WHAT TO DO: Each line containing the word "picking" needs to be copied.

MATERIAL FOR THIS TASK:
################

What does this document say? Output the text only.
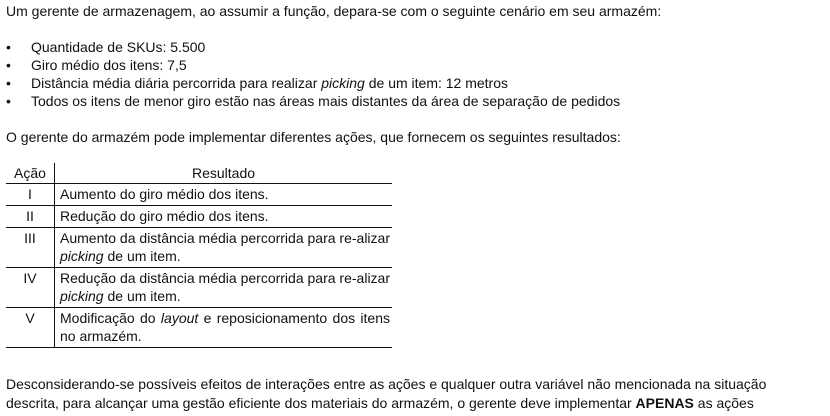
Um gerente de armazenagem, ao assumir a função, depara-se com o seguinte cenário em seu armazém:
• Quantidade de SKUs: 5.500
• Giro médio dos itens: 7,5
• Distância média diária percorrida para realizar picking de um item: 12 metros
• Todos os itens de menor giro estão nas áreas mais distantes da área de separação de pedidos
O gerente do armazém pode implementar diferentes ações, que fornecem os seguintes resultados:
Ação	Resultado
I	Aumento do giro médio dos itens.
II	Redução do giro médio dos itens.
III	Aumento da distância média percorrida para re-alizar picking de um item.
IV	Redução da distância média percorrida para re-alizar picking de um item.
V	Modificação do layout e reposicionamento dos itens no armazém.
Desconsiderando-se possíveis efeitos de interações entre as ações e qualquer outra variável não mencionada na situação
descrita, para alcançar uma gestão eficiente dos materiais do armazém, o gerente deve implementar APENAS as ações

################

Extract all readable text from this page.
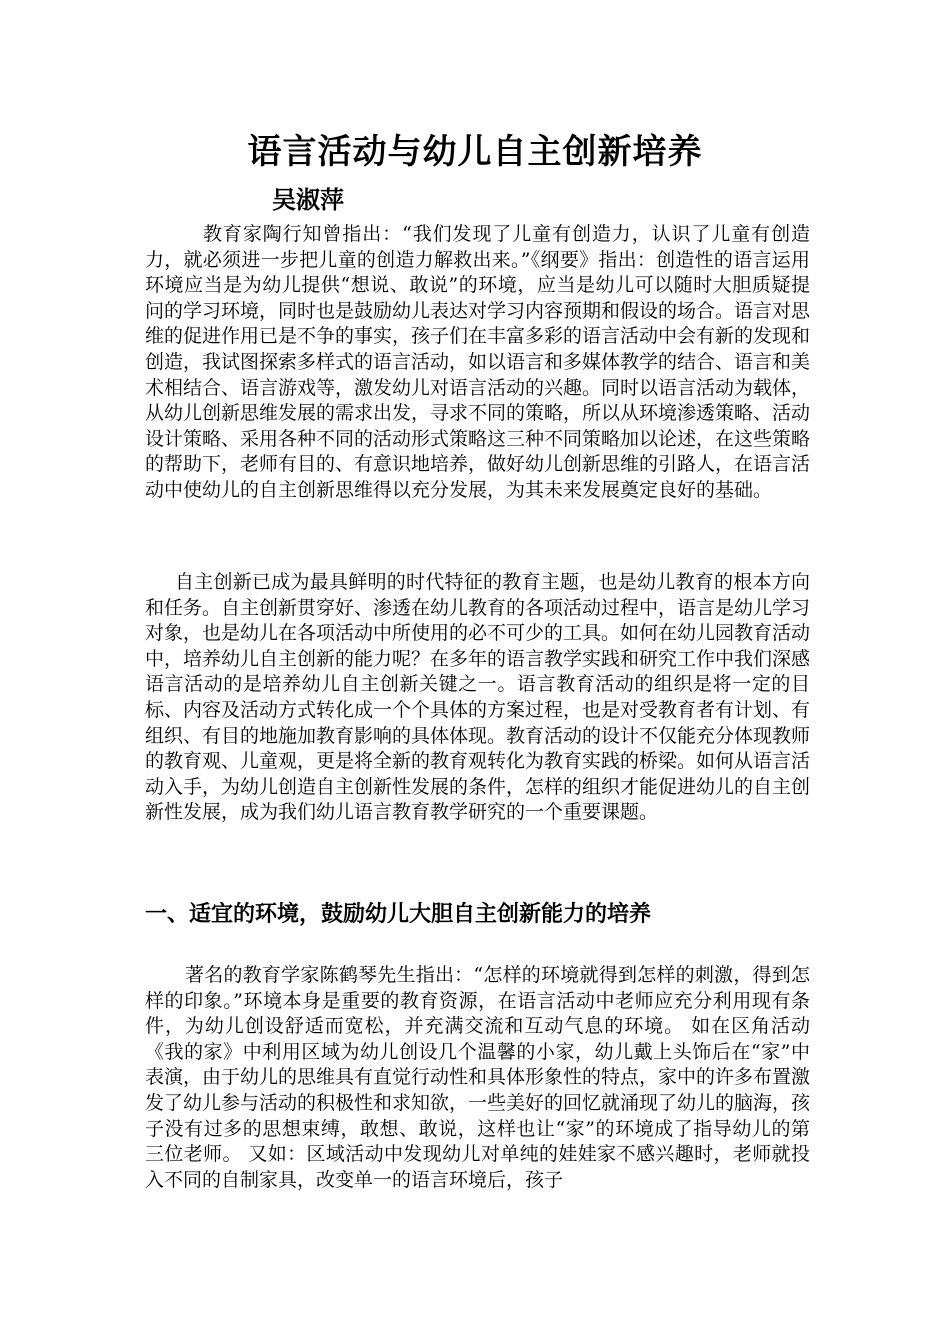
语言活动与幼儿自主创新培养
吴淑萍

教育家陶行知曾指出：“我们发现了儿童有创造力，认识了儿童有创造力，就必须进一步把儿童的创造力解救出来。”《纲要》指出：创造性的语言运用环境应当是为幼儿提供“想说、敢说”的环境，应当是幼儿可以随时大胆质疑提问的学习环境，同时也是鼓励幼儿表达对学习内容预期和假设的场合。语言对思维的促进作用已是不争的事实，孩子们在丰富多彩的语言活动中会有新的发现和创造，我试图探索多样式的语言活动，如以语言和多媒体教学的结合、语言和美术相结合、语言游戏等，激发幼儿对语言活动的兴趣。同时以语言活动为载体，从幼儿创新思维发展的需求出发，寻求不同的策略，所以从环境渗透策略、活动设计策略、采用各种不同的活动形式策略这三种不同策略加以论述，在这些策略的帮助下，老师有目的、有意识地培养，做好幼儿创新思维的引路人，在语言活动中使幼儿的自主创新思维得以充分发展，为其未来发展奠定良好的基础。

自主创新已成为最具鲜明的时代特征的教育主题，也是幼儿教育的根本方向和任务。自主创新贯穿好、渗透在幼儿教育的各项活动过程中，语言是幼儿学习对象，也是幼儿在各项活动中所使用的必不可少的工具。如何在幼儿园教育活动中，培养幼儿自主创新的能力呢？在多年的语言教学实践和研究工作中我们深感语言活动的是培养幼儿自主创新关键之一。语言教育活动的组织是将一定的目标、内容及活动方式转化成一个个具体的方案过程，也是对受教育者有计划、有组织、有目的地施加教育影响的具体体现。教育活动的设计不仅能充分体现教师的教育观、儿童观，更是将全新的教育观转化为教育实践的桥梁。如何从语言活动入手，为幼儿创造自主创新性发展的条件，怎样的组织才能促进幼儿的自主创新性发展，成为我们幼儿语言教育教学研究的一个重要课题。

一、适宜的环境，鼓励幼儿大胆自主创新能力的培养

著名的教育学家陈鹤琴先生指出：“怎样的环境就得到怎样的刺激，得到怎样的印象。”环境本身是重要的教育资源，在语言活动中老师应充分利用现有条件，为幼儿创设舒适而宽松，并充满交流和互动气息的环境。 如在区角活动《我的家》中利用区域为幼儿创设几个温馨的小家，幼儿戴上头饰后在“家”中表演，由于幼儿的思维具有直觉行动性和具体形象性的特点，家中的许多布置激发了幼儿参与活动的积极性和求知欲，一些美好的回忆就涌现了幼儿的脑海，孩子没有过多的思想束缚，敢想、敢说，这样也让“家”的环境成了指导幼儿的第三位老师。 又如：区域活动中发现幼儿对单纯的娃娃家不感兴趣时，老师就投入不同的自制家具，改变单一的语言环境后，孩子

################

REPLY:
• Distância média diária percorrida para realizar picking de um item: 12 metros
III	Aumento da distância média percorrida para re-alizar picking de um item.
IV	Redução da distância média percorrida para re-alizar picking de um item.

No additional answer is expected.